>> Begin Data in this exercise
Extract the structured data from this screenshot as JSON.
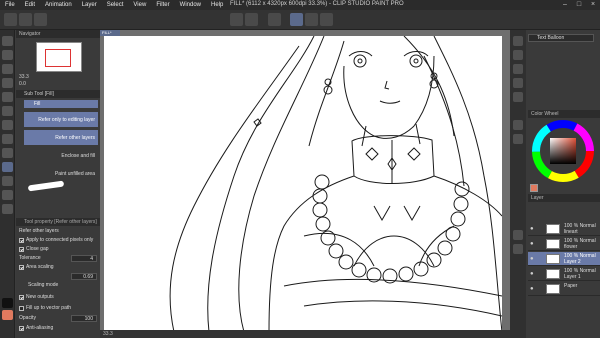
{
  "titlebar": {
    "menus": [
      "File",
      "Edit",
      "Animation",
      "Layer",
      "Select",
      "View",
      "Filter",
      "Window",
      "Help"
    ],
    "title": "FILL* (6112 x 4320px 600dpi 33.3%) - CLIP STUDIO PAINT PRO"
  },
  "canvas_tab": "FILL*",
  "navigator": {
    "title": "Navigator",
    "zoom": "33.3",
    "rotate": "0.0"
  },
  "subtool": {
    "header": "Sub Tool [Fill]",
    "tab": "Fill",
    "items": [
      "Refer only to editing layer",
      "Refer other layers",
      "Enclose and fill",
      "Paint unfilled area"
    ]
  },
  "tool_property": {
    "header": "Tool property [Refer other layers]",
    "title": "Refer other layers",
    "apply_connected": "Apply to connected pixels only",
    "close_gap": "Close gap",
    "tolerance_label": "Tolerance",
    "tolerance_value": "4",
    "area_scaling": "Area scaling",
    "area_scaling_value": "0.69",
    "scaling_mode": "Scaling mode",
    "new_outputs": "New outputs",
    "fill_vector": "Fill up to vector path",
    "opacity_label": "Opacity",
    "opacity_value": "100",
    "anti_aliasing": "Anti-aliasing"
  },
  "statusbar": {
    "zoom": "33.3"
  },
  "right": {
    "text_balloon": "Text Balloon",
    "color_wheel": "Color Wheel",
    "layer_header": "Layer",
    "layers": [
      {
        "name": "100 % Normal\nlineart"
      },
      {
        "name": "100 % Normal\nflower"
      },
      {
        "name": "100 % Normal\nLayer 2",
        "selected": true
      },
      {
        "name": "100 % Normal\nLayer 1"
      },
      {
        "name": "Paper"
      }
    ]
  },
  "colors": {
    "accent": "#6a7aa8",
    "paper": "#ffffff",
    "line": "#1a1a1a"
  }
}
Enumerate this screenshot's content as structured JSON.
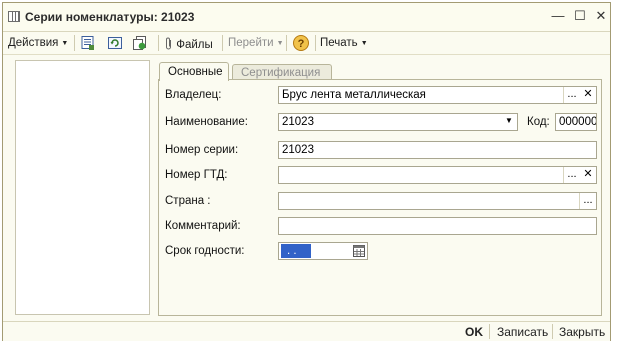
{
  "window": {
    "title": "Серии номенклатуры: 21023",
    "minimize_glyph": "—",
    "maximize_glyph": "☐",
    "close_glyph": "✕"
  },
  "toolbar": {
    "actions_label": "Действия",
    "files_label": "Файлы",
    "goto_label": "Перейти",
    "help_glyph": "?",
    "print_label": "Печать",
    "dropdown_glyph": "▼"
  },
  "tabs": [
    {
      "label": "Основные",
      "active": true
    },
    {
      "label": "Сертификация",
      "active": false
    }
  ],
  "form": {
    "owner": {
      "label": "Владелец:",
      "value": "Брус лента металлическая"
    },
    "name": {
      "label": "Наименование:",
      "value": "21023",
      "code_label": "Код:",
      "code_value": "000000"
    },
    "serial": {
      "label": "Номер серии:",
      "value": "21023"
    },
    "gtd": {
      "label": "Номер ГТД:",
      "value": ""
    },
    "country": {
      "label": "Страна :",
      "value": ""
    },
    "comment": {
      "label": "Комментарий:",
      "value": ""
    },
    "expiry": {
      "label": "Срок годности:",
      "value": ". ."
    }
  },
  "field_buttons": {
    "select_glyph": "...",
    "clear_glyph": "✕",
    "dropdown_glyph": "▼"
  },
  "footer": {
    "ok_label": "OK",
    "save_label": "Записать",
    "close_label": "Закрыть"
  },
  "colors": {
    "window_bg": "#fbfbf1",
    "date_selection": "#3162c8",
    "help_icon": "#e3a526"
  }
}
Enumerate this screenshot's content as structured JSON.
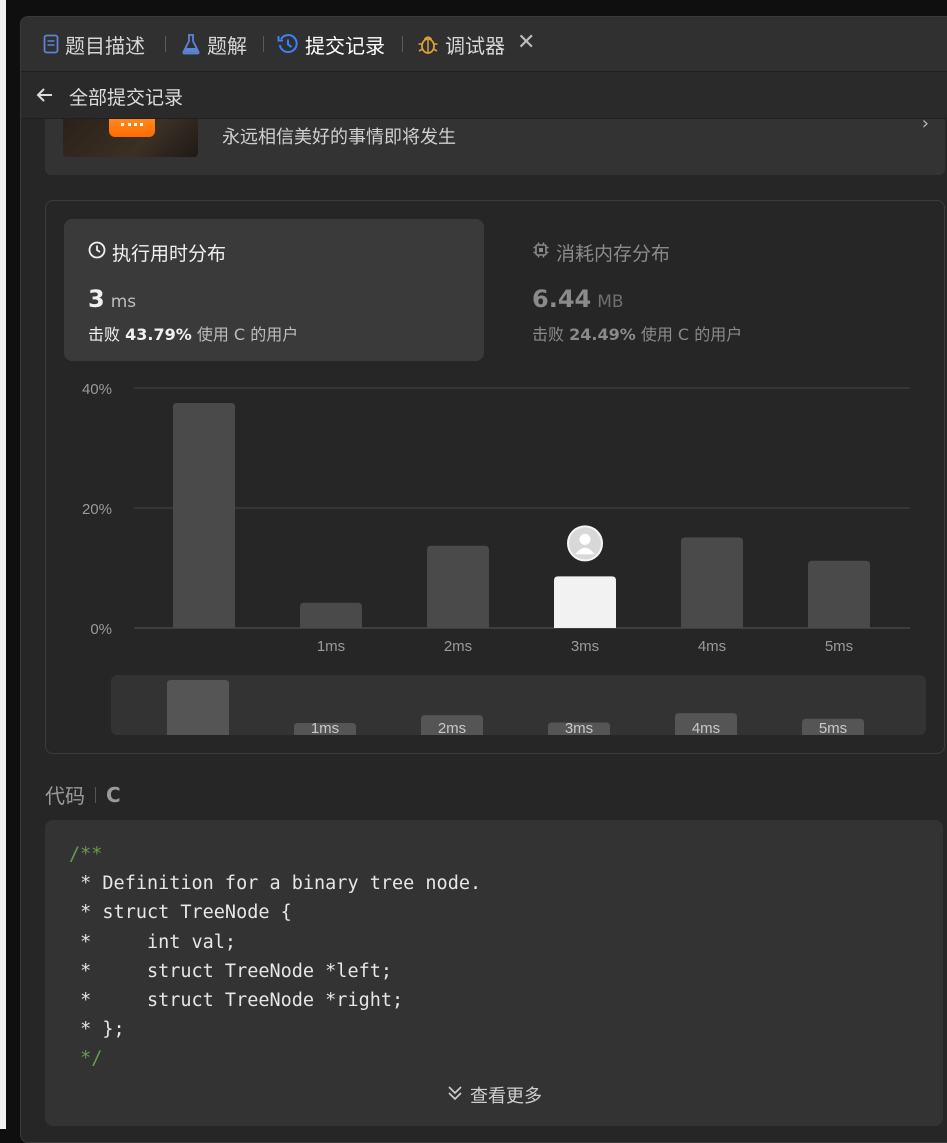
{
  "tabs": [
    {
      "label": "题目描述",
      "icon": "document-icon",
      "color": "#5b84d6"
    },
    {
      "label": "题解",
      "icon": "flask-icon",
      "color": "#5b84d6"
    },
    {
      "label": "提交记录",
      "icon": "history-icon",
      "color": "#3b82f6",
      "active": true
    },
    {
      "label": "调试器",
      "icon": "bug-icon",
      "color": "#d9a23a"
    }
  ],
  "close_icon": "close-icon",
  "back": {
    "label": "全部提交记录",
    "icon": "arrow-left-icon"
  },
  "banner": {
    "message": "永远相信美好的事情即将发生"
  },
  "stats": {
    "runtime": {
      "title": "执行用时分布",
      "value": "3",
      "unit": "ms",
      "beat_prefix": "击败",
      "beat_value": "43.79%",
      "beat_suffix": "使用 C 的用户"
    },
    "memory": {
      "title": "消耗内存分布",
      "value": "6.44",
      "unit": "MB",
      "beat_prefix": "击败",
      "beat_value": "24.49%",
      "beat_suffix": "使用 C 的用户"
    }
  },
  "chart_data": {
    "type": "bar",
    "categories": [
      "",
      "1ms",
      "2ms",
      "3ms",
      "4ms",
      "5ms"
    ],
    "values": [
      37.5,
      4.2,
      13.7,
      8.6,
      15.1,
      11.2
    ],
    "ylabel_ticks": [
      "0%",
      "20%",
      "40%"
    ],
    "ylim": [
      0,
      40
    ],
    "highlight_index": 3,
    "grid": true,
    "colors": {
      "bar": "#4a4a4a",
      "highlight": "#f2f2f2"
    },
    "overview": {
      "labels": [
        "",
        "1ms",
        "2ms",
        "3ms",
        "4ms",
        "5ms"
      ],
      "values": [
        37.5,
        4.2,
        13.7,
        8.6,
        15.1,
        11.2
      ]
    }
  },
  "code": {
    "label": "代码",
    "language": "C",
    "lines": [
      {
        "text": "/**",
        "comment": true
      },
      {
        "text": " * Definition for a binary tree node.",
        "comment": false
      },
      {
        "text": " * struct TreeNode {",
        "comment": false
      },
      {
        "text": " *     int val;",
        "comment": false
      },
      {
        "text": " *     struct TreeNode *left;",
        "comment": false
      },
      {
        "text": " *     struct TreeNode *right;",
        "comment": false
      },
      {
        "text": " * };",
        "comment": false
      },
      {
        "text": " */",
        "comment": true
      }
    ],
    "more_label": "查看更多"
  }
}
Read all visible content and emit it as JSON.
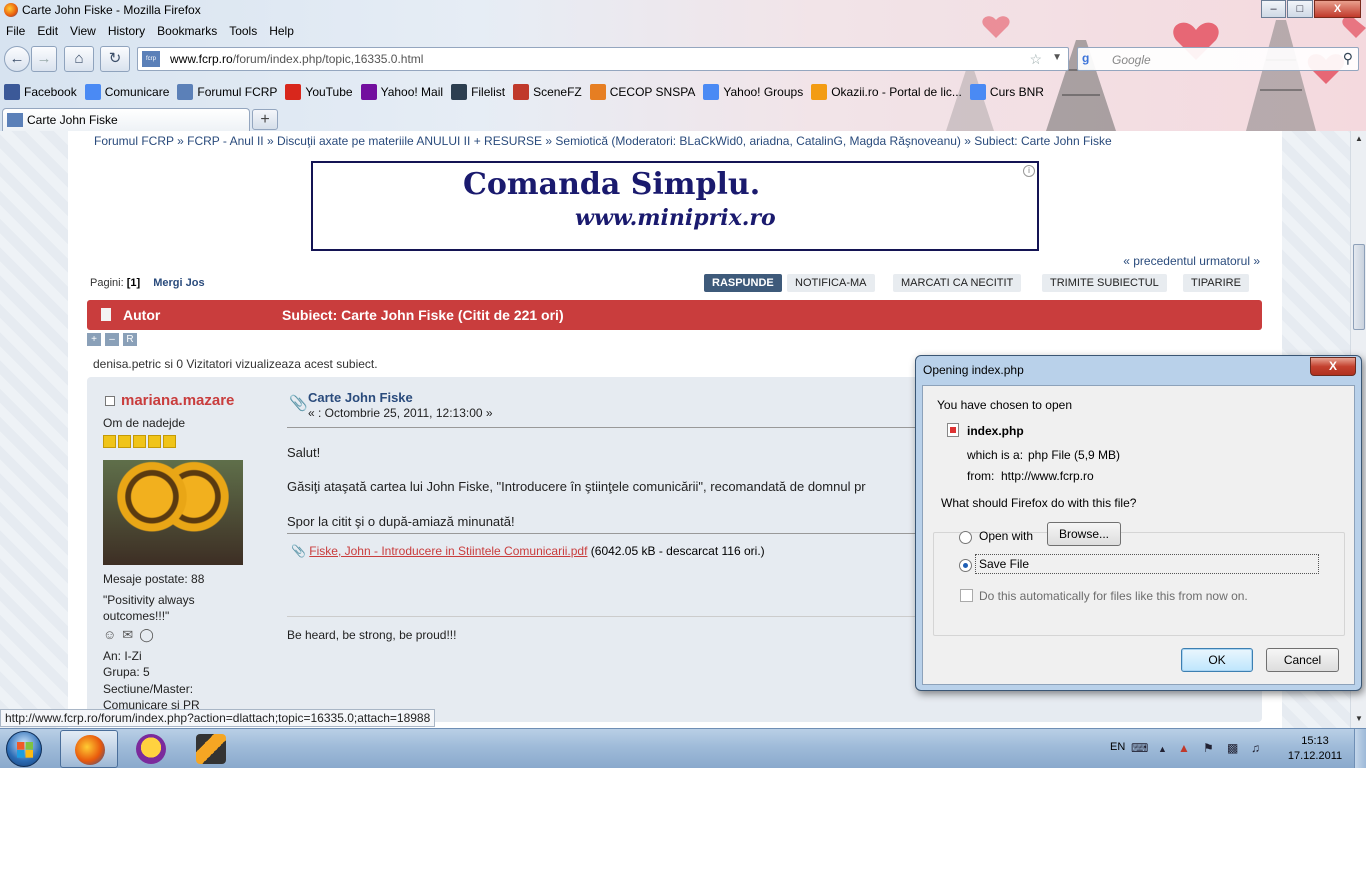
{
  "window": {
    "title": "Carte John Fiske - Mozilla Firefox",
    "minimize": "–",
    "maximize": "□",
    "close": "X"
  },
  "menu": [
    "File",
    "Edit",
    "View",
    "History",
    "Bookmarks",
    "Tools",
    "Help"
  ],
  "nav": {
    "url_host": "www.fcrp.ro",
    "url_path": "/forum/index.php/topic,16335.0.html",
    "search_placeholder": "Google"
  },
  "bookmarks": [
    {
      "label": "Facebook",
      "icon": "facebook-icon",
      "color": "#3b5998"
    },
    {
      "label": "Comunicare",
      "icon": "google-groups-icon",
      "color": "#4a8af4"
    },
    {
      "label": "Forumul FCRP",
      "icon": "fcrp-icon",
      "color": "#5b80b8"
    },
    {
      "label": "YouTube",
      "icon": "youtube-icon",
      "color": "#d8271c"
    },
    {
      "label": "Yahoo! Mail",
      "icon": "yahoo-icon",
      "color": "#720e9e"
    },
    {
      "label": "Filelist",
      "icon": "filelist-icon",
      "color": "#2c3e50"
    },
    {
      "label": "SceneFZ",
      "icon": "scenefz-icon",
      "color": "#c0392b"
    },
    {
      "label": "CECOP SNSPA",
      "icon": "cecop-icon",
      "color": "#e67e22"
    },
    {
      "label": "Yahoo! Groups",
      "icon": "google-groups-icon",
      "color": "#4a8af4"
    },
    {
      "label": "Okazii.ro - Portal de lic...",
      "icon": "okazii-icon",
      "color": "#f39c12"
    },
    {
      "label": "Curs BNR",
      "icon": "google-groups-icon",
      "color": "#4a8af4"
    }
  ],
  "tab": {
    "title": "Carte John Fiske",
    "new_tab": "+"
  },
  "forum": {
    "breadcrumb": "Forumul FCRP » FCRP - Anul II » Discuţii axate pe materiile ANULUI II + RESURSE » Semiotică (Moderatori: BLaCkWid0, ariadna, CatalinG, Magda Răşnoveanu) » Subiect: Carte John Fiske",
    "banner_line1": "Comanda Simplu.",
    "banner_line2": "www.miniprix.ro",
    "banner_info": "i",
    "prev_next": "« precedentul urmatorul »",
    "pages_label": "Pagini:",
    "current_page": "[1]",
    "goto_bottom": "Mergi Jos",
    "actions": [
      "RASPUNDE",
      "NOTIFICA-MA",
      "MARCATI CA NECITIT",
      "TRIMITE SUBIECTUL",
      "TIPARIRE"
    ],
    "header_author": "Autor",
    "header_subject": "Subiect: Carte John Fiske  (Citit de 221 ori)",
    "tools": [
      "+",
      "–",
      "R"
    ],
    "viewers": "denisa.petric si 0 Vizitatori vizualizeaza acest subiect.",
    "poster": {
      "username": "mariana.mazare",
      "rank": "Om de nadejde",
      "stars": 5,
      "posts": "Mesaje postate: 88",
      "quote_line1": "\"Positivity always",
      "quote_line2": "outcomes!!!\"",
      "year": "An: I-Zi",
      "group": "Grupa: 5",
      "section_label": "Sectiune/Master:",
      "section_value": "Comunicare si PR"
    },
    "post": {
      "title": "Carte John Fiske",
      "date": "« : Octombrie 25, 2011, 12:13:00 »",
      "line1": "Salut!",
      "line2": "Găsiţi ataşată cartea lui John Fiske, \"Introducere în ştiinţele comunicării\", recomandată de domnul pr",
      "line3": "Spor la citit şi o după-amiază minunată!",
      "attachment_link": "Fiske, John - Introducere in Stiintele Comunicarii.pdf",
      "attachment_info": "(6042.05 kB - descarcat 116 ori.)",
      "signature": "Be heard, be strong, be proud!!!"
    }
  },
  "status_url": "http://www.fcrp.ro/forum/index.php?action=dlattach;topic=16335.0;attach=18988",
  "dialog": {
    "title": "Opening index.php",
    "close": "X",
    "chosen": "You have chosen to open",
    "filename": "index.php",
    "which_label": "which is a:",
    "which_value": "php File (5,9  MB)",
    "from_label": "from:",
    "from_value": "http://www.fcrp.ro",
    "question": "What should Firefox do with this file?",
    "open_with": "Open with",
    "browse": "Browse...",
    "save_file": "Save File",
    "auto": "Do this automatically for files like this from now on.",
    "ok": "OK",
    "cancel": "Cancel"
  },
  "taskbar": {
    "lang": "EN",
    "time": "15:13",
    "date": "17.12.2011"
  }
}
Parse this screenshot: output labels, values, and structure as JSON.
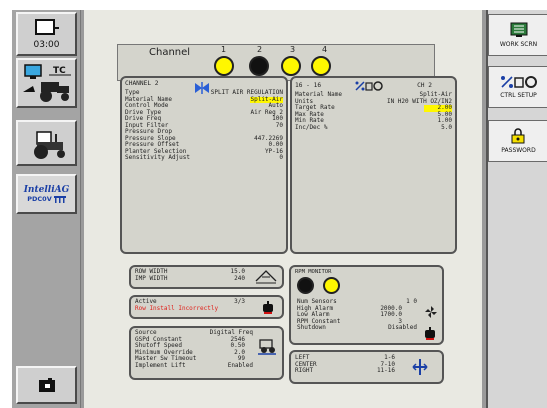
{
  "left_bar": {
    "time": "03:00",
    "intellag_line1": "IntelliAG",
    "intellag_line2": "PDC0V"
  },
  "right_bar": {
    "work_screen": "WORK SCRN",
    "ctrl_setup": "CTRL SETUP",
    "password": "PASSWORD"
  },
  "channel": {
    "label": "Channel",
    "numbers": [
      "1",
      "2",
      "3",
      "4"
    ],
    "left_panel": {
      "title": "CHANNEL 2",
      "rows": [
        {
          "k": "Type",
          "v": "SPLIT AIR REGULATION"
        },
        {
          "k": "Material Name",
          "v": "Split-Air"
        },
        {
          "k": "Control Mode",
          "v": "Auto"
        },
        {
          "k": "Drive Type",
          "v": "Air Reg 2"
        },
        {
          "k": "Drive Freq",
          "v": "100"
        },
        {
          "k": "Input Filter",
          "v": "70"
        },
        {
          "k": "Pressure Drop",
          "v": ""
        },
        {
          "k": "Pressure Slope",
          "v": "447.2269"
        },
        {
          "k": "Pressure Offset",
          "v": "0.00"
        },
        {
          "k": "Planter Selection",
          "v": "YP-16"
        },
        {
          "k": "Sensitivity Adjust",
          "v": "0"
        }
      ]
    },
    "right_panel": {
      "range": "16 - 16",
      "ch": "CH 2",
      "rows": [
        {
          "k": "Material Name",
          "v": "Split-Air"
        },
        {
          "k": "Units",
          "v": "IN H20 WITH OZ/IN2"
        },
        {
          "k": "Target Rate",
          "v": "2.00"
        },
        {
          "k": "Max Rate",
          "v": "5.00"
        },
        {
          "k": "Min Rate",
          "v": "1.00"
        },
        {
          "k": "Inc/Dec %",
          "v": "5.0"
        }
      ]
    }
  },
  "widths": {
    "rows": [
      {
        "k": "ROW WIDTH",
        "v": "15.0"
      },
      {
        "k": "IMP WIDTH",
        "v": "240"
      }
    ]
  },
  "active": {
    "label": "Active",
    "value": "3/3",
    "warning": "Row Install Incorrectly"
  },
  "source": {
    "rows": [
      {
        "k": "Source",
        "v": "Digital Freq"
      },
      {
        "k": "GSPd Constant",
        "v": "2546"
      },
      {
        "k": "Shutoff Speed",
        "v": "0.50"
      },
      {
        "k": "Minimum Override",
        "v": "2.0"
      },
      {
        "k": "Master Sw Timeout",
        "v": "99"
      },
      {
        "k": "Implement Lift",
        "v": "Enabled"
      }
    ]
  },
  "rpm": {
    "title": "RPM MONITOR",
    "rows": [
      {
        "k": "Num Sensors",
        "v": "1",
        "u": "0"
      },
      {
        "k": "High Alarm",
        "v": "2000.0"
      },
      {
        "k": "Low Alarm",
        "v": "1700.0"
      },
      {
        "k": "RPM Constant",
        "v": "3"
      },
      {
        "k": "Shutdown",
        "v": "Disabled"
      }
    ]
  },
  "sides": {
    "rows": [
      {
        "k": "LEFT",
        "v": "1-6"
      },
      {
        "k": "CENTER",
        "v": "7-10"
      },
      {
        "k": "RIGHT",
        "v": "11-16"
      }
    ]
  }
}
>> End Data in this exercise
Exercise description: Select and copy every line from the records that includes the word "topic".

Result of the exercise:
    "url_path": "/forum/index.php/topic,16335.0.html",
  "status_url": "http://www.fcrp.ro/forum/index.php?action=dlattach;topic=16335.0;attach=18988",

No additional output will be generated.